Find the string "yapsın" in the listing and report every line that has it.

___ Recorded data

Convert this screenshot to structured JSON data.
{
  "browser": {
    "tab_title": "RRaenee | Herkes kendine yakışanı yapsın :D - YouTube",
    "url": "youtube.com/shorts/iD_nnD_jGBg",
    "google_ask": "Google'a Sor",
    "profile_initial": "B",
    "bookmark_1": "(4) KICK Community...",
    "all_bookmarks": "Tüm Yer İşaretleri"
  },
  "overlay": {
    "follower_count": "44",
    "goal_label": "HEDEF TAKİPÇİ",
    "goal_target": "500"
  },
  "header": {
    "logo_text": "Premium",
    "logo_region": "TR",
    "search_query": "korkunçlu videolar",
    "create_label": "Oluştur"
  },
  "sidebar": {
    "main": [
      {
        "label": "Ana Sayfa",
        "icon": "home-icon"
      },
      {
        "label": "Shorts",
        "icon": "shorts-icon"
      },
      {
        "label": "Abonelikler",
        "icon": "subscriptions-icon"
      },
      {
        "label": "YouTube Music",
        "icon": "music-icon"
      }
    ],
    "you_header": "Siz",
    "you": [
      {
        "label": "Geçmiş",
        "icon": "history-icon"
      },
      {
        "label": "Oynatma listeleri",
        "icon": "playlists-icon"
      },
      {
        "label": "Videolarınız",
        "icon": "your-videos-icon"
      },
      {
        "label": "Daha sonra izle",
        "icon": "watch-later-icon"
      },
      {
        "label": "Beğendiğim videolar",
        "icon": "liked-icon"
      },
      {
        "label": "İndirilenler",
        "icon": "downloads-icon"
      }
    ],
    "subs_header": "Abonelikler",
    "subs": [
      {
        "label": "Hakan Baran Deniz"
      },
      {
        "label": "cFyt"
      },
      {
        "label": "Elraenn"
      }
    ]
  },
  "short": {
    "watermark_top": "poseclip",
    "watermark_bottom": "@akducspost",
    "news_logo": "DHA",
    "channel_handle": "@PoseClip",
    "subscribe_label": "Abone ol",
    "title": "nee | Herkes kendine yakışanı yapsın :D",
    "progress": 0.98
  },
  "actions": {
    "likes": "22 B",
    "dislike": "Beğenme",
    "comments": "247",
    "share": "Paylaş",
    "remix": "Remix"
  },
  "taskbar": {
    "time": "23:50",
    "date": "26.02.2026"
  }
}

______

● Task output:
    "tab_title": "RRaenee | Herkes kendine yakışanı yapsın :D - YouTube",
    "title": "nee | Herkes kendine yakışanı yapsın :D",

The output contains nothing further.